SOURCE MATERIAL:
------------------------------------

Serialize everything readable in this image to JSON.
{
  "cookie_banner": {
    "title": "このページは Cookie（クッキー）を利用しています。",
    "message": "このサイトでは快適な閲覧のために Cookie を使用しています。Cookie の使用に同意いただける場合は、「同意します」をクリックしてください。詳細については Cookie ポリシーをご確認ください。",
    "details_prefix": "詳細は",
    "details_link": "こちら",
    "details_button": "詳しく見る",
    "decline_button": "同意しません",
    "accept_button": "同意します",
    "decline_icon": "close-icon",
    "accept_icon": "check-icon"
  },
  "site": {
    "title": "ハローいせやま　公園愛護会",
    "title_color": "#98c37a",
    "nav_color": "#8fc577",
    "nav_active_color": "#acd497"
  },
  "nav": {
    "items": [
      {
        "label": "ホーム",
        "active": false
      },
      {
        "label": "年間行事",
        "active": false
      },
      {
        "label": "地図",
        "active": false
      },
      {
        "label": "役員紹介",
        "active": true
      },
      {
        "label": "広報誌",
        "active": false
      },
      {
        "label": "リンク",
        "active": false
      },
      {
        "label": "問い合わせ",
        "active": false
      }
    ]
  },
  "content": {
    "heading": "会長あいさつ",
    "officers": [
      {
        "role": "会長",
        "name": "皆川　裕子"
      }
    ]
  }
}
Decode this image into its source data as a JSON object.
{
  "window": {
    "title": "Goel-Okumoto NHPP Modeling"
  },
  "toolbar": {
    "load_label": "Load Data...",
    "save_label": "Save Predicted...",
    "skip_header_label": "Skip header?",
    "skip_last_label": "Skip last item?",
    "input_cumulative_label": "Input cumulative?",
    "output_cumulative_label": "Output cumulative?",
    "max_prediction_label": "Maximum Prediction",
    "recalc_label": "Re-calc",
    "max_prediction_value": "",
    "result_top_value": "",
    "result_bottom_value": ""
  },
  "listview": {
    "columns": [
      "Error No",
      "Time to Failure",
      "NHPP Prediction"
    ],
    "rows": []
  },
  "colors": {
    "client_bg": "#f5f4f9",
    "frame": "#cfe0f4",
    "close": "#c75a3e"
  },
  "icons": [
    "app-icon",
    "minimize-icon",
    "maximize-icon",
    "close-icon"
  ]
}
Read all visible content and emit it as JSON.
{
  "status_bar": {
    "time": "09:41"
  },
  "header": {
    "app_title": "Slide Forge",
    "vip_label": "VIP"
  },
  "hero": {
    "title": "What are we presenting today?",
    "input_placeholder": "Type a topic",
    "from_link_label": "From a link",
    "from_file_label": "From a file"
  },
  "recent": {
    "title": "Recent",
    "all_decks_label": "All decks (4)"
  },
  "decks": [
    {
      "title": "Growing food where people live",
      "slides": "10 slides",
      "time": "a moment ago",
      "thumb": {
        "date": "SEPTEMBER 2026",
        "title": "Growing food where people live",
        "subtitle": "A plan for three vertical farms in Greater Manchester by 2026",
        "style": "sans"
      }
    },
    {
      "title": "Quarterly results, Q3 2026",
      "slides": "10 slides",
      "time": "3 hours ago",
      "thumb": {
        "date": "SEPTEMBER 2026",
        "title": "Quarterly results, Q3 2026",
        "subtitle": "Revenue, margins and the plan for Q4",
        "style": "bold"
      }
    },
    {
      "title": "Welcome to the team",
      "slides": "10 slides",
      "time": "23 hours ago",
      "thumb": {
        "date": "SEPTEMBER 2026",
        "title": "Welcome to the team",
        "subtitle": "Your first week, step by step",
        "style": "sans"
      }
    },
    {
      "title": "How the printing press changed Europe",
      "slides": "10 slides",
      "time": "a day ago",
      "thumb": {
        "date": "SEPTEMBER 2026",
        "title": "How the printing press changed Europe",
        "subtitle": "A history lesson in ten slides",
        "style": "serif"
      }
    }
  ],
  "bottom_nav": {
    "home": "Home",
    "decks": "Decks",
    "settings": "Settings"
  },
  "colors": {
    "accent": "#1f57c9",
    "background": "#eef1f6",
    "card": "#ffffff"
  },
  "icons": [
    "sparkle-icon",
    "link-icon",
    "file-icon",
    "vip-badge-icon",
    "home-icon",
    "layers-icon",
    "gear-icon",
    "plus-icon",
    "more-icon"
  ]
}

------------------------------------

TASK DETAILS:
In the entries above, find every line holding the word "file" and copy it out.

SOLUTION FOR THIS PROBLEM:
    "from_file_label": "From a file"
    "file-icon",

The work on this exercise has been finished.